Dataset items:

-- START --

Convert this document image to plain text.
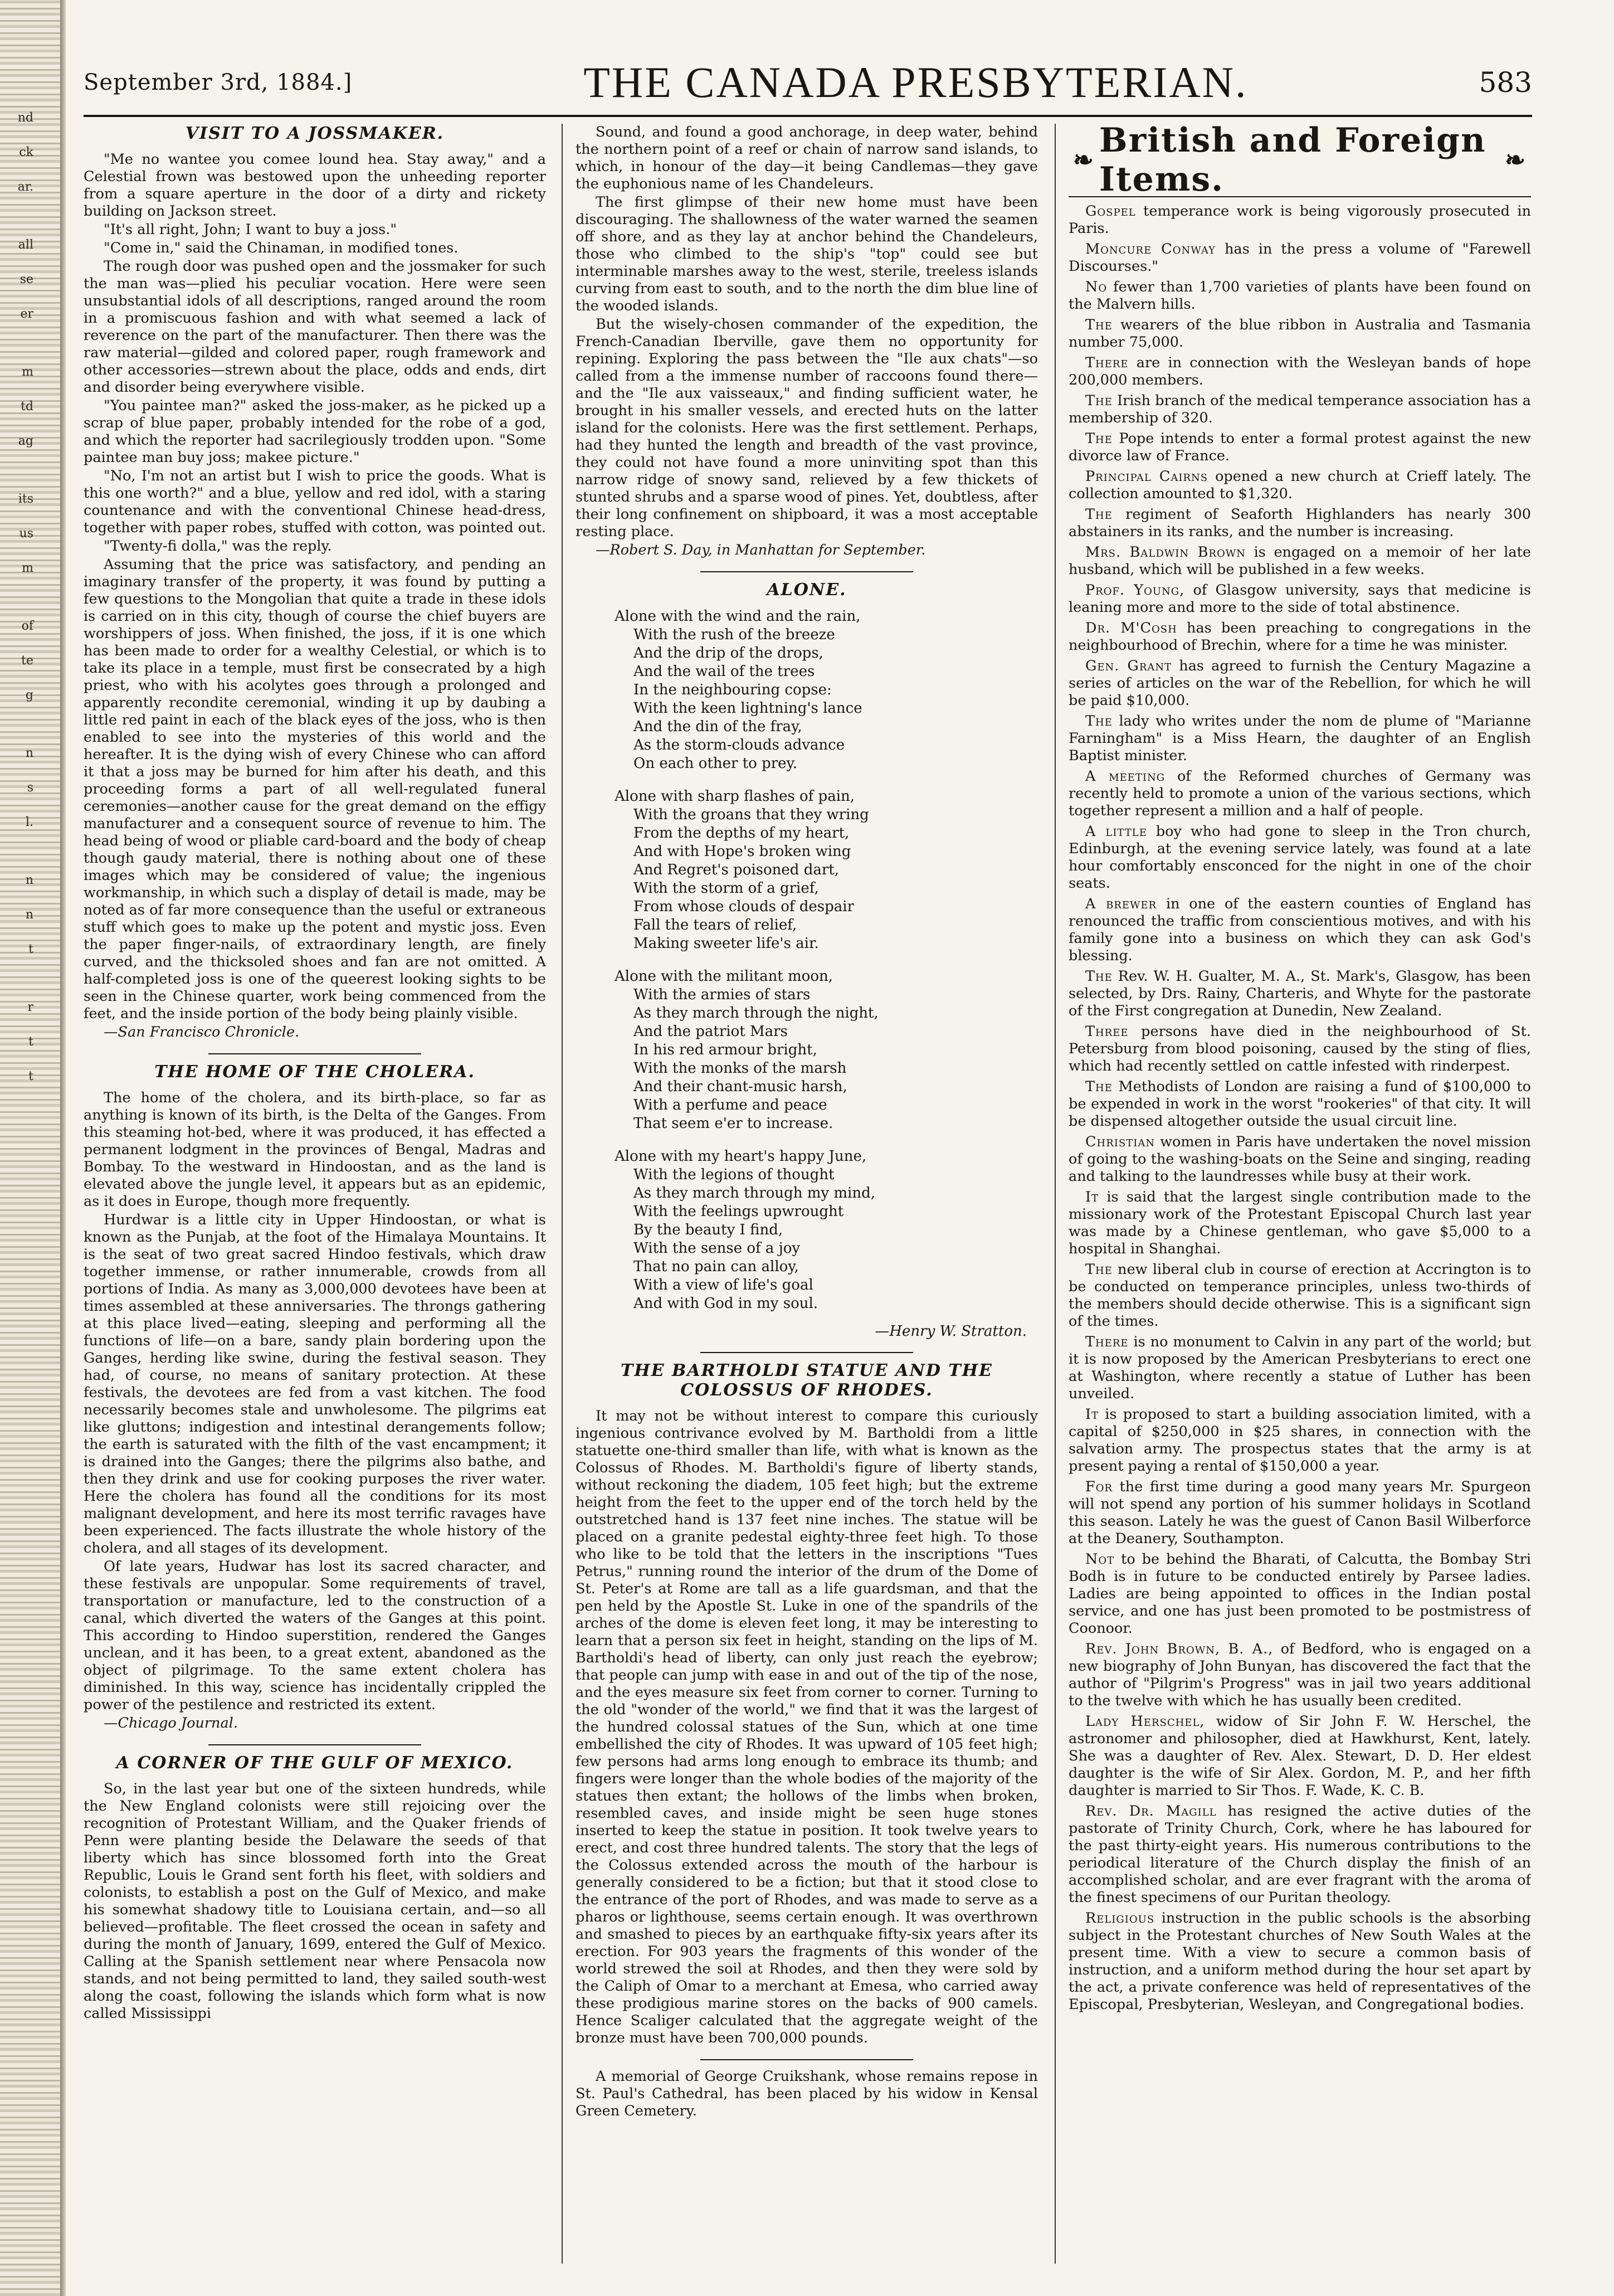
nd
ck
ar.
all
se
er
m
td
ag
its
us
m
of
te
g
n
s
l.
n
n
t
r
t
t
September 3rd, 1884.]	THE CANADA PRESBYTERIAN.	583
VISIT TO A JOSSMAKER.

"Me no wantee you comee lound hea. Stay away," and a Celestial frown was bestowed upon the unheeding reporter from a square aperture in the door of a dirty and rickety building on Jackson street.

"It's all right, John; I want to buy a joss."

"Come in," said the Chinaman, in modified tones.

The rough door was pushed open and the jossmaker for such the man was—plied his peculiar vocation. Here were seen unsubstantial idols of all descriptions, ranged around the room in a promiscuous fashion and with what seemed a lack of reverence on the part of the manufacturer. Then there was the raw material—gilded and colored paper, rough framework and other accessories—strewn about the place, odds and ends, dirt and disorder being everywhere visible.

"You paintee man?" asked the joss-maker, as he picked up a scrap of blue paper, probably intended for the robe of a god, and which the reporter had sacrilegiously trodden upon. "Some paintee man buy joss; makee picture."

"No, I'm not an artist but I wish to price the goods. What is this one worth?" and a blue, yellow and red idol, with a staring countenance and with the conventional Chinese head-dress, together with paper robes, stuffed with cotton, was pointed out.

"Twenty-fi dolla," was the reply.

Assuming that the price was satisfactory, and pending an imaginary transfer of the property, it was found by putting a few questions to the Mongolian that quite a trade in these idols is carried on in this city, though of course the chief buyers are worshippers of joss. When finished, the joss, if it is one which has been made to order for a wealthy Celestial, or which is to take its place in a temple, must first be consecrated by a high priest, who with his acolytes goes through a prolonged and apparently recondite ceremonial, winding it up by daubing a little red paint in each of the black eyes of the joss, who is then enabled to see into the mysteries of this world and the hereafter. It is the dying wish of every Chinese who can afford it that a joss may be burned for him after his death, and this proceeding forms a part of all well-regulated funeral ceremonies—another cause for the great demand on the effigy manufacturer and a consequent source of revenue to him. The head being of wood or pliable card-board and the body of cheap though gaudy material, there is nothing about one of these images which may be considered of value; the ingenious workmanship, in which such a display of detail is made, may be noted as of far more consequence than the useful or extraneous stuff which goes to make up the potent and mystic joss. Even the paper finger-nails, of extraordinary length, are finely curved, and the thicksoled shoes and fan are not omitted. A half-completed joss is one of the queerest looking sights to be seen in the Chinese quarter, work being commenced from the feet, and the inside portion of the body being plainly visible.

—San Francisco Chronicle.

THE HOME OF THE CHOLERA.

The home of the cholera, and its birth-place, so far as anything is known of its birth, is the Delta of the Ganges. From this steaming hot-bed, where it was produced, it has effected a permanent lodgment in the provinces of Bengal, Madras and Bombay. To the westward in Hindoostan, and as the land is elevated above the jungle level, it appears but as an epidemic, as it does in Europe, though more frequently.

Hurdwar is a little city in Upper Hindoostan, or what is known as the Punjab, at the foot of the Himalaya Mountains. It is the seat of two great sacred Hindoo festivals, which draw together immense, or rather innumerable, crowds from all portions of India. As many as 3,000,000 devotees have been at times assembled at these anniversaries. The throngs gathering at this place lived—eating, sleeping and performing all the functions of life—on a bare, sandy plain bordering upon the Ganges, herding like swine, during the festival season. They had, of course, no means of sanitary protection. At these festivals, the devotees are fed from a vast kitchen. The food necessarily becomes stale and unwholesome. The pilgrims eat like gluttons; indigestion and intestinal derangements follow; the earth is saturated with the filth of the vast encampment; it is drained into the Ganges; there the pilgrims also bathe, and then they drink and use for cooking purposes the river water. Here the cholera has found all the conditions for its most malignant development, and here its most terrific ravages have been experienced. The facts illustrate the whole history of the cholera, and all stages of its development.

Of late years, Hudwar has lost its sacred character, and these festivals are unpopular. Some requirements of travel, transportation or manufacture, led to the construction of a canal, which diverted the waters of the Ganges at this point. This according to Hindoo superstition, rendered the Ganges unclean, and it has been, to a great extent, abandoned as the object of pilgrimage. To the same extent cholera has diminished. In this way, science has incidentally crippled the power of the pestilence and restricted its extent.

—Chicago Journal.

A CORNER OF THE GULF OF MEXICO.

So, in the last year but one of the sixteen hundreds, while the New England colonists were still rejoicing over the recognition of Protestant William, and the Quaker friends of Penn were planting beside the Delaware the seeds of that liberty which has since blossomed forth into the Great Republic, Louis le Grand sent forth his fleet, with soldiers and colonists, to establish a post on the Gulf of Mexico, and make his somewhat shadowy title to Louisiana certain, and—so all believed—profitable. The fleet crossed the ocean in safety and during the month of January, 1699, entered the Gulf of Mexico. Calling at the Spanish settlement near where Pensacola now stands, and not being permitted to land, they sailed south-west along the coast, following the islands which form what is now called Mississippi

Sound, and found a good anchorage, in deep water, behind the northern point of a reef or chain of narrow sand islands, to which, in honour of the day—it being Candlemas—they gave the euphonious name of les Chandeleurs.

The first glimpse of their new home must have been discouraging. The shallowness of the water warned the seamen off shore, and as they lay at anchor behind the Chandeleurs, those who climbed to the ship's "top" could see but interminable marshes away to the west, sterile, treeless islands curving from east to south, and to the north the dim blue line of the wooded islands.

But the wisely-chosen commander of the expedition, the French-Canadian Iberville, gave them no opportunity for repining. Exploring the pass between the "Ile aux chats"—so called from a the immense number of raccoons found there—and the "Ile aux vaisseaux," and finding sufficient water, he brought in his smaller vessels, and erected huts on the latter island for the colonists. Here was the first settlement. Perhaps, had they hunted the length and breadth of the vast province, they could not have found a more uninviting spot than this narrow ridge of snowy sand, relieved by a few thickets of stunted shrubs and a sparse wood of pines. Yet, doubtless, after their long confinement on shipboard, it was a most acceptable resting place.

—Robert S. Day, in Manhattan for September.

ALONE.
Alone with the wind and the rain,
With the rush of the breeze
And the drip of the drops,
And the wail of the trees
In the neighbouring copse:
With the keen lightning's lance
And the din of the fray,
As the storm-clouds advance
On each other to prey.
Alone with sharp flashes of pain,
With the groans that they wring
From the depths of my heart,
And with Hope's broken wing
And Regret's poisoned dart,
With the storm of a grief,
From whose clouds of despair
Fall the tears of relief,
Making sweeter life's air.
Alone with the militant moon,
With the armies of stars
As they march through the night,
And the patriot Mars
In his red armour bright,
With the monks of the marsh
And their chant-music harsh,
With a perfume and peace
That seem e'er to increase.
Alone with my heart's happy June,
With the legions of thought
As they march through my mind,
With the feelings upwrought
By the beauty I find,
With the sense of a joy
That no pain can alloy,
With a view of life's goal
And with God in my soul.
—Henry W. Stratton.
THE BARTHOLDI STATUE AND THE COLOSSUS OF RHODES.

It may not be without interest to compare this curiously ingenious contrivance evolved by M. Bartholdi from a little statuette one-third smaller than life, with what is known as the Colossus of Rhodes. M. Bartholdi's figure of liberty stands, without reckoning the diadem, 105 feet high; but the extreme height from the feet to the upper end of the torch held by the outstretched hand is 137 feet nine inches. The statue will be placed on a granite pedestal eighty-three feet high. To those who like to be told that the letters in the inscriptions "Tues Petrus," running round the interior of the drum of the Dome of St. Peter's at Rome are tall as a life guardsman, and that the pen held by the Apostle St. Luke in one of the spandrils of the arches of the dome is eleven feet long, it may be interesting to learn that a person six feet in height, standing on the lips of M. Bartholdi's head of liberty, can only just reach the eyebrow; that people can jump with ease in and out of the tip of the nose, and the eyes measure six feet from corner to corner. Turning to the old "wonder of the world," we find that it was the largest of the hundred colossal statues of the Sun, which at one time embellished the city of Rhodes. It was upward of 105 feet high; few persons had arms long enough to embrace its thumb; and fingers were longer than the whole bodies of the majority of the statues then extant; the hollows of the limbs when broken, resembled caves, and inside might be seen huge stones inserted to keep the statue in position. It took twelve years to erect, and cost three hundred talents. The story that the legs of the Colossus extended across the mouth of the harbour is generally considered to be a fiction; but that it stood close to the entrance of the port of Rhodes, and was made to serve as a pharos or lighthouse, seems certain enough. It was overthrown and smashed to pieces by an earthquake fifty-six years after its erection. For 903 years the fragments of this wonder of the world strewed the soil at Rhodes, and then they were sold by the Caliph of Omar to a merchant at Emesa, who carried away these prodigious marine stores on the backs of 900 camels. Hence Scaliger calculated that the aggregate weight of the bronze must have been 700,000 pounds.

A memorial of George Cruikshank, whose remains repose in St. Paul's Cathedral, has been placed by his widow in Kensal Green Cemetery.

❧ British and Foreign Items.	❧

Gospel temperance work is being vigorously prosecuted in Paris.

Moncure Conway has in the press a volume of "Farewell Discourses."

No fewer than 1,700 varieties of plants have been found on the Malvern hills.

The wearers of the blue ribbon in Australia and Tasmania number 75,000.

There are in connection with the Wesleyan bands of hope 200,000 members.

The Irish branch of the medical temperance association has a membership of 320.

The Pope intends to enter a formal protest against the new divorce law of France.

Principal Cairns opened a new church at Crieff lately. The collection amounted to $1,320.

The regiment of Seaforth Highlanders has nearly 300 abstainers in its ranks, and the number is increasing.

Mrs. Baldwin Brown is engaged on a memoir of her late husband, which will be published in a few weeks.

Prof. Young, of Glasgow university, says that medicine is leaning more and more to the side of total abstinence.

Dr. M'Cosh has been preaching to congregations in the neighbourhood of Brechin, where for a time he was minister.

Gen. Grant has agreed to furnish the Century Magazine a series of articles on the war of the Rebellion, for which he will be paid $10,000.

The lady who writes under the nom de plume of "Marianne Farningham" is a Miss Hearn, the daughter of an English Baptist minister.

A meeting of the Reformed churches of Germany was recently held to promote a union of the various sections, which together represent a million and a half of people.

A little boy who had gone to sleep in the Tron church, Edinburgh, at the evening service lately, was found at a late hour comfortably ensconced for the night in one of the choir seats.

A brewer in one of the eastern counties of England has renounced the traffic from conscientious motives, and with his family gone into a business on which they can ask God's blessing.

The Rev. W. H. Gualter, M. A., St. Mark's, Glasgow, has been selected, by Drs. Rainy, Charteris, and Whyte for the pastorate of the First congregation at Dunedin, New Zealand.

Three persons have died in the neighbourhood of St. Petersburg from blood poisoning, caused by the sting of flies, which had recently settled on cattle infested with rinderpest.

The Methodists of London are raising a fund of $100,000 to be expended in work in the worst "rookeries" of that city. It will be dispensed altogether outside the usual circuit line.

Christian women in Paris have undertaken the novel mission of going to the washing-boats on the Seine and singing, reading and talking to the laundresses while busy at their work.

It is said that the largest single contribution made to the missionary work of the Protestant Episcopal Church last year was made by a Chinese gentleman, who gave $5,000 to a hospital in Shanghai.

The new liberal club in course of erection at Accrington is to be conducted on temperance principles, unless two-thirds of the members should decide otherwise. This is a significant sign of the times.

There is no monument to Calvin in any part of the world; but it is now proposed by the American Presbyterians to erect one at Washington, where recently a statue of Luther has been unveiled.

It is proposed to start a building association limited, with a capital of $250,000 in $25 shares, in connection with the salvation army. The prospectus states that the army is at present paying a rental of $150,000 a year.

For the first time during a good many years Mr. Spurgeon will not spend any portion of his summer holidays in Scotland this season. Lately he was the guest of Canon Basil Wilberforce at the Deanery, Southampton.

Not to be behind the Bharati, of Calcutta, the Bombay Stri Bodh is in future to be conducted entirely by Parsee ladies. Ladies are being appointed to offices in the Indian postal service, and one has just been promoted to be postmistress of Coonoor.

Rev. John Brown, B. A., of Bedford, who is engaged on a new biography of John Bunyan, has discovered the fact that the author of "Pilgrim's Progress" was in jail two years additional to the twelve with which he has usually been credited.

Lady Herschel, widow of Sir John F. W. Herschel, the astronomer and philosopher, died at Hawkhurst, Kent, lately. She was a daughter of Rev. Alex. Stewart, D. D. Her eldest daughter is the wife of Sir Alex. Gordon, M. P., and her fifth daughter is married to Sir Thos. F. Wade, K. C. B.

Rev. Dr. Magill has resigned the active duties of the pastorate of Trinity Church, Cork, where he has laboured for the past thirty-eight years. His numerous contributions to the periodical literature of the Church display the finish of an accomplished scholar, and are ever fragrant with the aroma of the finest specimens of our Puritan theology.

Religious instruction in the public schools is the absorbing subject in the Protestant churches of New South Wales at the present time. With a view to secure a common basis of instruction, and a uniform method during the hour set apart by the act, a private conference was held of representatives of the Episcopal, Presbyterian, Wesleyan, and Congregational bodies.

-- END --

# EXERCISE DETAILS:
Copy out all lines from the material above that contain the string "heart".

# THE OUTPUT:
From the depths of my heart,
Alone with my heart's happy June,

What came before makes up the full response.